(Job)
Copy each line below that includes "Electricista".

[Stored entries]
━━━━━━

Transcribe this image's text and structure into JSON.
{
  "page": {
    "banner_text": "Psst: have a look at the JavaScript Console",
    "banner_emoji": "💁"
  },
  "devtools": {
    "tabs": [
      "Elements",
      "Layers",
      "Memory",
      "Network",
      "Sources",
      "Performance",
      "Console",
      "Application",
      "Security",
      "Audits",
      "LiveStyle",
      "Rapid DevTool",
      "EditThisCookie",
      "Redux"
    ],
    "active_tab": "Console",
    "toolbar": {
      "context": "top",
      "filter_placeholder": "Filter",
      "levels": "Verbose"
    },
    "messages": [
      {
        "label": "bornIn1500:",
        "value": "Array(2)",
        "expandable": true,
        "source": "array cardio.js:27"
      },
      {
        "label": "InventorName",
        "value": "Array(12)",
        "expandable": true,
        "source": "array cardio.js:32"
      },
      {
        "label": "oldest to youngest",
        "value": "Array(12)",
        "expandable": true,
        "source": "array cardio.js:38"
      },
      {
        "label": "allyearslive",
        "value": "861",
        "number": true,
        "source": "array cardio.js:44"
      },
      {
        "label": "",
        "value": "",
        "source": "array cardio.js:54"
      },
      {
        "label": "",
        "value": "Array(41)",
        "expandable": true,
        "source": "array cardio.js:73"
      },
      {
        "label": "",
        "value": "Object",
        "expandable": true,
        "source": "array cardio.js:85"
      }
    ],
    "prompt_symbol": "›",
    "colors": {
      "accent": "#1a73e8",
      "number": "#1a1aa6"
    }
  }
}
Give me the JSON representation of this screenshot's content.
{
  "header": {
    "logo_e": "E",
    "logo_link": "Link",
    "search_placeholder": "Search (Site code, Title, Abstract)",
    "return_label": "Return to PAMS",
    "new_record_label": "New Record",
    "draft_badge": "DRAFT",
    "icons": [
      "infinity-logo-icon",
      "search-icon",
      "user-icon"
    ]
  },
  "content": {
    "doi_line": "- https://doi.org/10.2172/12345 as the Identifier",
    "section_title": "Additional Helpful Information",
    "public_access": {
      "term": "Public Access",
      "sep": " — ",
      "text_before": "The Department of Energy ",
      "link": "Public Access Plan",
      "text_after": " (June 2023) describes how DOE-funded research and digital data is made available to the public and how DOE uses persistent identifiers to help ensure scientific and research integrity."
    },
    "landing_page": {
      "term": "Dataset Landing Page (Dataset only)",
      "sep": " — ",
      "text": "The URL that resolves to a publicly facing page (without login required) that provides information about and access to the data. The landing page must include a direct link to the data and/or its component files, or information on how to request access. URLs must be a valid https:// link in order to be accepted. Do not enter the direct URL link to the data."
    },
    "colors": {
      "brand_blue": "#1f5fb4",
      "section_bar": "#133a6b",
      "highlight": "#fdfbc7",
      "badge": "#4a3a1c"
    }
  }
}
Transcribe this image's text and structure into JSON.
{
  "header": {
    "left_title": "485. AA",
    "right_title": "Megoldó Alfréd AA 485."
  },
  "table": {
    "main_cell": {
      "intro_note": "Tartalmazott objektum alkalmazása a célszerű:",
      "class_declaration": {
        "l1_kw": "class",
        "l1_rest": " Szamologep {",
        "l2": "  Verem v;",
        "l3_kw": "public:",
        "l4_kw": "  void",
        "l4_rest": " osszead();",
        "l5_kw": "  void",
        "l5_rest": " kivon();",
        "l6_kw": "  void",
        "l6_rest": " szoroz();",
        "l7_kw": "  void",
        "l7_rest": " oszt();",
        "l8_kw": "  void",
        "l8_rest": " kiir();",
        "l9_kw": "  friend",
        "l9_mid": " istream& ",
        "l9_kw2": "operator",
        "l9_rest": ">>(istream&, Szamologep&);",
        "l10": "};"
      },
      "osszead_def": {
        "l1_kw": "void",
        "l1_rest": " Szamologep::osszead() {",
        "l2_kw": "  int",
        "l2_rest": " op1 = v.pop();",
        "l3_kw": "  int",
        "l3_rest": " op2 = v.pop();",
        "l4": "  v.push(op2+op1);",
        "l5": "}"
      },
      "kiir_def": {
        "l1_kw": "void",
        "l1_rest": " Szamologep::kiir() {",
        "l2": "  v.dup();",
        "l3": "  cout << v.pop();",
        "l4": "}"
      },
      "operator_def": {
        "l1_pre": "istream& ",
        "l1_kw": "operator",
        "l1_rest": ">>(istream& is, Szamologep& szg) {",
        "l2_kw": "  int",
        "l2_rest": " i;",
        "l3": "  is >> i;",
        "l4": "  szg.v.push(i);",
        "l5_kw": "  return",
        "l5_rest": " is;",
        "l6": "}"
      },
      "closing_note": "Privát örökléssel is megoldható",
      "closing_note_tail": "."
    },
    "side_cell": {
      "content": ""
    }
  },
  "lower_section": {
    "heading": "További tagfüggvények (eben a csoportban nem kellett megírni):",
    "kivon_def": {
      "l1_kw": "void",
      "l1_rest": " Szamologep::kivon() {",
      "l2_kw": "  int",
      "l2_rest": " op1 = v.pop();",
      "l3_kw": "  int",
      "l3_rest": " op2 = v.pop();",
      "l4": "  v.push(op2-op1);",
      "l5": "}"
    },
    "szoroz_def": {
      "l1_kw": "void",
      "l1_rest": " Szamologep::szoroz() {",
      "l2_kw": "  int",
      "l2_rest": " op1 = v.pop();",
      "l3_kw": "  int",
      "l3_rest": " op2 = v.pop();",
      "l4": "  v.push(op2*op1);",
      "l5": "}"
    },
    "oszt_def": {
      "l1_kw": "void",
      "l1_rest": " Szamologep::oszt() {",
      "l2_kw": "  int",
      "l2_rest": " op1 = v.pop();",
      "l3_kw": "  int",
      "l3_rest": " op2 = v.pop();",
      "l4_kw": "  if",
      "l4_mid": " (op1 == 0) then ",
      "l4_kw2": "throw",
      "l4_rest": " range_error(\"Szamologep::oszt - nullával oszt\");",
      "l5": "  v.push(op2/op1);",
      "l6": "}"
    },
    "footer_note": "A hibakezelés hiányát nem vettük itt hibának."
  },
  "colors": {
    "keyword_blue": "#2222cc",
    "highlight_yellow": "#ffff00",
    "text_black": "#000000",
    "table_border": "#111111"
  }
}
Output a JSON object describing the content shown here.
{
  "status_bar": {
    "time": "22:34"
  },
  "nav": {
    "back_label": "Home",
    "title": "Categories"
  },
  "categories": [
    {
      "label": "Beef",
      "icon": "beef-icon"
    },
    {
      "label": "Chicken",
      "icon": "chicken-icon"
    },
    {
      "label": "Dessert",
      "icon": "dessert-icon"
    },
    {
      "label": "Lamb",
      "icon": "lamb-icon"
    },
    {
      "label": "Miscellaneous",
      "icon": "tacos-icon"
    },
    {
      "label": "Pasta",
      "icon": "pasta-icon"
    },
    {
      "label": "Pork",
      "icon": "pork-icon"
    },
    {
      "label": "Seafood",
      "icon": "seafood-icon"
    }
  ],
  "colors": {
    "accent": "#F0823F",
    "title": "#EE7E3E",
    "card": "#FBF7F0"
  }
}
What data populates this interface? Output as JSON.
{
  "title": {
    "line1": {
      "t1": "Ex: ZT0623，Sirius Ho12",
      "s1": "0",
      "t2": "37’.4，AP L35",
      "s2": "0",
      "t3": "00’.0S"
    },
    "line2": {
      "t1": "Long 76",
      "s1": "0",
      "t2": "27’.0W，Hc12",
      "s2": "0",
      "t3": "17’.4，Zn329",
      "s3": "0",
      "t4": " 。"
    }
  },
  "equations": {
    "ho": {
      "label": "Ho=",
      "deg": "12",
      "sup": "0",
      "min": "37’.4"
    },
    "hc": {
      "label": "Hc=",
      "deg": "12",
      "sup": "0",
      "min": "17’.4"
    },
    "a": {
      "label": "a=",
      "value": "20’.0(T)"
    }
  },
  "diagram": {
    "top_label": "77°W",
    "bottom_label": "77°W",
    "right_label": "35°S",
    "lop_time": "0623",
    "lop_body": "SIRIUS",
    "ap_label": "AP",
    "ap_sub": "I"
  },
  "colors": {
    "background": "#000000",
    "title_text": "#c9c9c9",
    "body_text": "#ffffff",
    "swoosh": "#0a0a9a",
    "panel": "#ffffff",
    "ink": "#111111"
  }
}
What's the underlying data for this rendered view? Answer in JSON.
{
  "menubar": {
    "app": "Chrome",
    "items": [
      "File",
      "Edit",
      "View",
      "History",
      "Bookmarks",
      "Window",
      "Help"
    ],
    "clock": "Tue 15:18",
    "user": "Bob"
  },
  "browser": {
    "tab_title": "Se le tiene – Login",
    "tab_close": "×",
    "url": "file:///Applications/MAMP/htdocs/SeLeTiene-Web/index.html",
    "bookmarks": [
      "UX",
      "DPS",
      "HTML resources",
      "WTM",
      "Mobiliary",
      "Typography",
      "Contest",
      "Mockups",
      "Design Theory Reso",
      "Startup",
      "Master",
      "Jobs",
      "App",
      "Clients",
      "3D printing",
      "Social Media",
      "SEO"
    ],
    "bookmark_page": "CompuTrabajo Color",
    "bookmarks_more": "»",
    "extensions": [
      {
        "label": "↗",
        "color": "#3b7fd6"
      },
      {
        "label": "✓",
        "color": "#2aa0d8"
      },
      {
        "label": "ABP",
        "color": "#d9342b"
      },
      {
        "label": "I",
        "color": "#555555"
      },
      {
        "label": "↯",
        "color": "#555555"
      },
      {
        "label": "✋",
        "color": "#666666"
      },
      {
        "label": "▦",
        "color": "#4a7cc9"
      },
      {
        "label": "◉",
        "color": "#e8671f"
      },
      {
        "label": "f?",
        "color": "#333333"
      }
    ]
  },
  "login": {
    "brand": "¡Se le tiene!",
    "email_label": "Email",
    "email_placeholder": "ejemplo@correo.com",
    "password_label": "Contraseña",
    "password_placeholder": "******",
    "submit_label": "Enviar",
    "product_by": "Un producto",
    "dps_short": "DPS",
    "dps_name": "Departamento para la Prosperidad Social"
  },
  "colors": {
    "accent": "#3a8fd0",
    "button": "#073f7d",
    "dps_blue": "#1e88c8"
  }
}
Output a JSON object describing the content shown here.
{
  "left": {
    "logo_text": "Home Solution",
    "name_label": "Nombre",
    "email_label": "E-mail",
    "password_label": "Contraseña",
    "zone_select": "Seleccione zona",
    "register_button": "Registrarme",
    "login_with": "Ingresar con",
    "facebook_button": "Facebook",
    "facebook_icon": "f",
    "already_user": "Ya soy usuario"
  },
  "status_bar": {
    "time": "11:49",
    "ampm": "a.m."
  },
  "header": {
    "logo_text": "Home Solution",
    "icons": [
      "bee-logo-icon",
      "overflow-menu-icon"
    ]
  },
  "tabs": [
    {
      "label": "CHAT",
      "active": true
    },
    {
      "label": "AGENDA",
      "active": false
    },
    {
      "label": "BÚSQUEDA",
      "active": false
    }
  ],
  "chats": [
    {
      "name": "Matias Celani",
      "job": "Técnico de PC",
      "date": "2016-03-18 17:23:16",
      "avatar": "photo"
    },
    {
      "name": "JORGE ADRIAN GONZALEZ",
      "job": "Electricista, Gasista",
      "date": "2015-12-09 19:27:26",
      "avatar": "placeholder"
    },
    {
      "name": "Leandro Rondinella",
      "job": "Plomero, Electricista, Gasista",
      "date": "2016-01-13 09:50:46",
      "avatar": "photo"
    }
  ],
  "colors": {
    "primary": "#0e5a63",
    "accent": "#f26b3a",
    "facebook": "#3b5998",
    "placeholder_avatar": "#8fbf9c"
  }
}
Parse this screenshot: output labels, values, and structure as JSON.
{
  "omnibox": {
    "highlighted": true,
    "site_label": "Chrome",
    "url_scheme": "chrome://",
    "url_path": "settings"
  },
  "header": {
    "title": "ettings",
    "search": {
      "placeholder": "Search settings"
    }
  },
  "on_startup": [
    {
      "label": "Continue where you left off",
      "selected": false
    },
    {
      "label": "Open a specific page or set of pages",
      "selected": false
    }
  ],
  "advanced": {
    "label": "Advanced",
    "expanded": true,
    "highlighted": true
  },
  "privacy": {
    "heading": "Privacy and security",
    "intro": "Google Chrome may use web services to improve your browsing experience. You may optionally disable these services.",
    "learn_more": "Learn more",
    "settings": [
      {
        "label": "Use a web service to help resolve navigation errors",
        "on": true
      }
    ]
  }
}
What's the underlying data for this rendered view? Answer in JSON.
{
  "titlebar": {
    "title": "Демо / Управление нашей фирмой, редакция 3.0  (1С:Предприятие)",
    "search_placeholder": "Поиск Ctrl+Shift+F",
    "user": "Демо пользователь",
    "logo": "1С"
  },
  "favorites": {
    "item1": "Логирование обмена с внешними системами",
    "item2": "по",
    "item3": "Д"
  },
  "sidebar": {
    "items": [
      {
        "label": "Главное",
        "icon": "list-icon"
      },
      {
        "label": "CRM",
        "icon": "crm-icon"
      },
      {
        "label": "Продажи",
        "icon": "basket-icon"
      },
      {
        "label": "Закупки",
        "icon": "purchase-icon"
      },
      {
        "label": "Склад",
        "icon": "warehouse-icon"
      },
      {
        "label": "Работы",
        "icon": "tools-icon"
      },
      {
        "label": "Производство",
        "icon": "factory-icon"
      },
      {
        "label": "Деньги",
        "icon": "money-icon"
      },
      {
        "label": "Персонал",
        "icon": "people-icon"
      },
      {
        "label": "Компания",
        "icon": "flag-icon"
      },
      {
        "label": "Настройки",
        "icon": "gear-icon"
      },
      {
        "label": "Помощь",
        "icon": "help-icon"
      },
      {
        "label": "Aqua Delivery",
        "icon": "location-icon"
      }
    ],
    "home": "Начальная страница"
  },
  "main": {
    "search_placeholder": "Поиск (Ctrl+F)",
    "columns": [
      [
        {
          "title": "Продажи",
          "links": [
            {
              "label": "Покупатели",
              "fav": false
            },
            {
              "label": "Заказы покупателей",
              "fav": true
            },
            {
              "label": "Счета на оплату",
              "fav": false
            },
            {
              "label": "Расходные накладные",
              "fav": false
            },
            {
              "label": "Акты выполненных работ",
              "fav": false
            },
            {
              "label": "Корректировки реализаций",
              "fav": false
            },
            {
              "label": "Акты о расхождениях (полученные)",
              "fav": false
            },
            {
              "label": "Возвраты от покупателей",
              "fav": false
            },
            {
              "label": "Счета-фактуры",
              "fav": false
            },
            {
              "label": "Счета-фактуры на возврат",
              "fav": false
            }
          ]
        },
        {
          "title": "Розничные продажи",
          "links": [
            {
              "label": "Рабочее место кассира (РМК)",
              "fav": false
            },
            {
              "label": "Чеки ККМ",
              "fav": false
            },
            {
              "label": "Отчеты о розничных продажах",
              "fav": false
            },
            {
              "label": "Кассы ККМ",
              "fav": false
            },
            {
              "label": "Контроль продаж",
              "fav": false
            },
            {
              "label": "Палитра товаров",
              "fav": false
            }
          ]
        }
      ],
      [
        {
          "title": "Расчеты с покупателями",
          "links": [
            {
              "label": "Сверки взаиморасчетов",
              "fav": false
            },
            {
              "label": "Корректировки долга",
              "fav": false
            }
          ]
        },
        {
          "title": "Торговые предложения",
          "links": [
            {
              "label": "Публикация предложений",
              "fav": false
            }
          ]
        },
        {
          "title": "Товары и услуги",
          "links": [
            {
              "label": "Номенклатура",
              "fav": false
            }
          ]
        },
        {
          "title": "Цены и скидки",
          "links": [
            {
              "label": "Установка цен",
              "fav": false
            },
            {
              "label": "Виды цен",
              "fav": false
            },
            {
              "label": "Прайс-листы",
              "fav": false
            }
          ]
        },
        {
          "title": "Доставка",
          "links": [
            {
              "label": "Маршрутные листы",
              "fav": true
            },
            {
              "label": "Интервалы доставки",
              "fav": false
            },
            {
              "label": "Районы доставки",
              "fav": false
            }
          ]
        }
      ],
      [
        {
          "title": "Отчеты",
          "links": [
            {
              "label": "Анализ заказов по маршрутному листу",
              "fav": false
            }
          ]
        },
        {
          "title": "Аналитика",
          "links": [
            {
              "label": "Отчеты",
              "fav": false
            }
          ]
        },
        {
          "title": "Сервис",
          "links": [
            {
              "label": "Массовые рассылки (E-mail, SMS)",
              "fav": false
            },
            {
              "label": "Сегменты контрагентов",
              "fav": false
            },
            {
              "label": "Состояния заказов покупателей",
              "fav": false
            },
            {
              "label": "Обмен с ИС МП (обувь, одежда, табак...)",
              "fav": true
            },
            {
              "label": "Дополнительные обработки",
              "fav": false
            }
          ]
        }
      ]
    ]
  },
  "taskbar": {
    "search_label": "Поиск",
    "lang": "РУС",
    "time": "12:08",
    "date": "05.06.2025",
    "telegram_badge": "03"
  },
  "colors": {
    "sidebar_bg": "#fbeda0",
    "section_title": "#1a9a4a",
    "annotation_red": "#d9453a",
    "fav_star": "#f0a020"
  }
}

━━━━━━

(Written response)
      "job": "Electricista, Gasista",
      "job": "Plomero, Electricista, Gasista",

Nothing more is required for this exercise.